SET TASK = Output every line of the data exactly as it appears.

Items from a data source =
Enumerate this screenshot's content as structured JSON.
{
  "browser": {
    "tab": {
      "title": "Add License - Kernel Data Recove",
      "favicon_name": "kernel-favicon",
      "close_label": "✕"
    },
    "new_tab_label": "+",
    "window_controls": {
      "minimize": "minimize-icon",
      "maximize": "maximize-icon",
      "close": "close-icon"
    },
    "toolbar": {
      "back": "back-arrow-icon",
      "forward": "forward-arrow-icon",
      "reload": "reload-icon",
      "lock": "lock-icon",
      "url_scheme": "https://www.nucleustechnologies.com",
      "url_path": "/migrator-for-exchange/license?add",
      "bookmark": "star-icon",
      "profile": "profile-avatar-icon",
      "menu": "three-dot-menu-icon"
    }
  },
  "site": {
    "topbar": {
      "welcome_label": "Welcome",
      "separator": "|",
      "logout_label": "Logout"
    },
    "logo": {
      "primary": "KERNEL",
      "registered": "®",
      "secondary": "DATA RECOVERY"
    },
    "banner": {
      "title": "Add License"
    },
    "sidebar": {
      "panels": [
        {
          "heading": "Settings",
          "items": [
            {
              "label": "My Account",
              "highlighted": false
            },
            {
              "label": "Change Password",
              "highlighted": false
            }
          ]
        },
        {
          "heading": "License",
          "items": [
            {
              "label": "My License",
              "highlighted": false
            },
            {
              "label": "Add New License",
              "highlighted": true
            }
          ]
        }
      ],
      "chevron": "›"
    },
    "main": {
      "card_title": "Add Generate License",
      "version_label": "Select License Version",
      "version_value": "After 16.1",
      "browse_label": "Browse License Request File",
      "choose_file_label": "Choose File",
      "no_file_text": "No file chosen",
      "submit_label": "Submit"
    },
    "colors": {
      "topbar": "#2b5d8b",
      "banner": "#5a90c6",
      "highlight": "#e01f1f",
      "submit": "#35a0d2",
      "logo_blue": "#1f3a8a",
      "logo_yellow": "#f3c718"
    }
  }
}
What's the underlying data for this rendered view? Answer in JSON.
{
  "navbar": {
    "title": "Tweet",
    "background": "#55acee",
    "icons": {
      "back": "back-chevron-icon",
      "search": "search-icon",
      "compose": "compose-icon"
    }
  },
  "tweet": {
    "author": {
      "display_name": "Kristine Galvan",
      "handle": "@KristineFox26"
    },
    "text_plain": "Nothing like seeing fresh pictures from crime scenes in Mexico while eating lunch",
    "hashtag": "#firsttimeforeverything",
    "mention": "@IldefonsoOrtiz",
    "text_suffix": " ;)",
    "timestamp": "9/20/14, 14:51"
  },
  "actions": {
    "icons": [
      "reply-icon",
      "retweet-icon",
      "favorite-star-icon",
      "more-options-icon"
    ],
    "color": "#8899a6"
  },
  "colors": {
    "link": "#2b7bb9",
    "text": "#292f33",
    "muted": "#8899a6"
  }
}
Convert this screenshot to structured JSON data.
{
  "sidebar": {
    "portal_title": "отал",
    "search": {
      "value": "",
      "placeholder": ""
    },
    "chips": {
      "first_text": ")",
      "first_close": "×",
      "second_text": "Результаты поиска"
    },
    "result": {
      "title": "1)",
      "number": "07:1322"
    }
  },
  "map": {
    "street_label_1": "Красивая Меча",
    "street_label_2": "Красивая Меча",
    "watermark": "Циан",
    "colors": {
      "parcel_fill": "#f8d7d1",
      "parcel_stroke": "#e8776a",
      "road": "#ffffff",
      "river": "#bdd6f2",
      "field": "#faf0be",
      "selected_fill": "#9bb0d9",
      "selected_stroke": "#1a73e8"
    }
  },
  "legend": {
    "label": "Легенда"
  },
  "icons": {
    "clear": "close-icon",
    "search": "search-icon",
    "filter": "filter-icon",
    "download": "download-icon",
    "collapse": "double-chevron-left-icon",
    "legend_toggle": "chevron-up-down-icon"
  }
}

SOLUTION TO THE PROBLEM =
Enumerate this screenshot's content as structured JSON.
{
  "browser": {
    "tab": {
      "title": "Add License - Kernel Data Recove",
      "favicon_name": "kernel-favicon",
      "close_label": "✕"
    },
    "new_tab_label": "+",
    "window_controls": {
      "minimize": "minimize-icon",
      "maximize": "maximize-icon",
      "close": "close-icon"
    },
    "toolbar": {
      "back": "back-arrow-icon",
      "forward": "forward-arrow-icon",
      "reload": "reload-icon",
      "lock": "lock-icon",
      "url_scheme": "https://www.nucleustechnologies.com",
      "url_path": "/migrator-for-exchange/license?add",
      "bookmark": "star-icon",
      "profile": "profile-avatar-icon",
      "menu": "three-dot-menu-icon"
    }
  },
  "site": {
    "topbar": {
      "welcome_label": "Welcome",
      "separator": "|",
      "logout_label": "Logout"
    },
    "logo": {
      "primary": "KERNEL",
      "registered": "®",
      "secondary": "DATA RECOVERY"
    },
    "banner": {
      "title": "Add License"
    },
    "sidebar": {
      "panels": [
        {
          "heading": "Settings",
          "items": [
            {
              "label": "My Account",
              "highlighted": false
            },
            {
              "label": "Change Password",
              "highlighted": false
            }
          ]
        },
        {
          "heading": "License",
          "items": [
            {
              "label": "My License",
              "highlighted": false
            },
            {
              "label": "Add New License",
              "highlighted": true
            }
          ]
        }
      ],
      "chevron": "›"
    },
    "main": {
      "card_title": "Add Generate License",
      "version_label": "Select License Version",
      "version_value": "After 16.1",
      "browse_label": "Browse License Request File",
      "choose_file_label": "Choose File",
      "no_file_text": "No file chosen",
      "submit_label": "Submit"
    },
    "colors": {
      "topbar": "#2b5d8b",
      "banner": "#5a90c6",
      "highlight": "#e01f1f",
      "submit": "#35a0d2",
      "logo_blue": "#1f3a8a",
      "logo_yellow": "#f3c718"
    }
  }
}
What's the underlying data for this rendered view? Answer in JSON.
{
  "navbar": {
    "title": "Tweet",
    "background": "#55acee",
    "icons": {
      "back": "back-chevron-icon",
      "search": "search-icon",
      "compose": "compose-icon"
    }
  },
  "tweet": {
    "author": {
      "display_name": "Kristine Galvan",
      "handle": "@KristineFox26"
    },
    "text_plain": "Nothing like seeing fresh pictures from crime scenes in Mexico while eating lunch",
    "hashtag": "#firsttimeforeverything",
    "mention": "@IldefonsoOrtiz",
    "text_suffix": " ;)",
    "timestamp": "9/20/14, 14:51"
  },
  "actions": {
    "icons": [
      "reply-icon",
      "retweet-icon",
      "favorite-star-icon",
      "more-options-icon"
    ],
    "color": "#8899a6"
  },
  "colors": {
    "link": "#2b7bb9",
    "text": "#292f33",
    "muted": "#8899a6"
  }
}
Convert this screenshot to structured JSON data.
{
  "sidebar": {
    "portal_title": "отал",
    "search": {
      "value": "",
      "placeholder": ""
    },
    "chips": {
      "first_text": ")",
      "first_close": "×",
      "second_text": "Результаты поиска"
    },
    "result": {
      "title": "1)",
      "number": "07:1322"
    }
  },
  "map": {
    "street_label_1": "Красивая Меча",
    "street_label_2": "Красивая Меча",
    "watermark": "Циан",
    "colors": {
      "parcel_fill": "#f8d7d1",
      "parcel_stroke": "#e8776a",
      "road": "#ffffff",
      "river": "#bdd6f2",
      "field": "#faf0be",
      "selected_fill": "#9bb0d9",
      "selected_stroke": "#1a73e8"
    }
  },
  "legend": {
    "label": "Легенда"
  },
  "icons": {
    "clear": "close-icon",
    "search": "search-icon",
    "filter": "filter-icon",
    "download": "download-icon",
    "collapse": "double-chevron-left-icon",
    "legend_toggle": "chevron-up-down-icon"
  }
}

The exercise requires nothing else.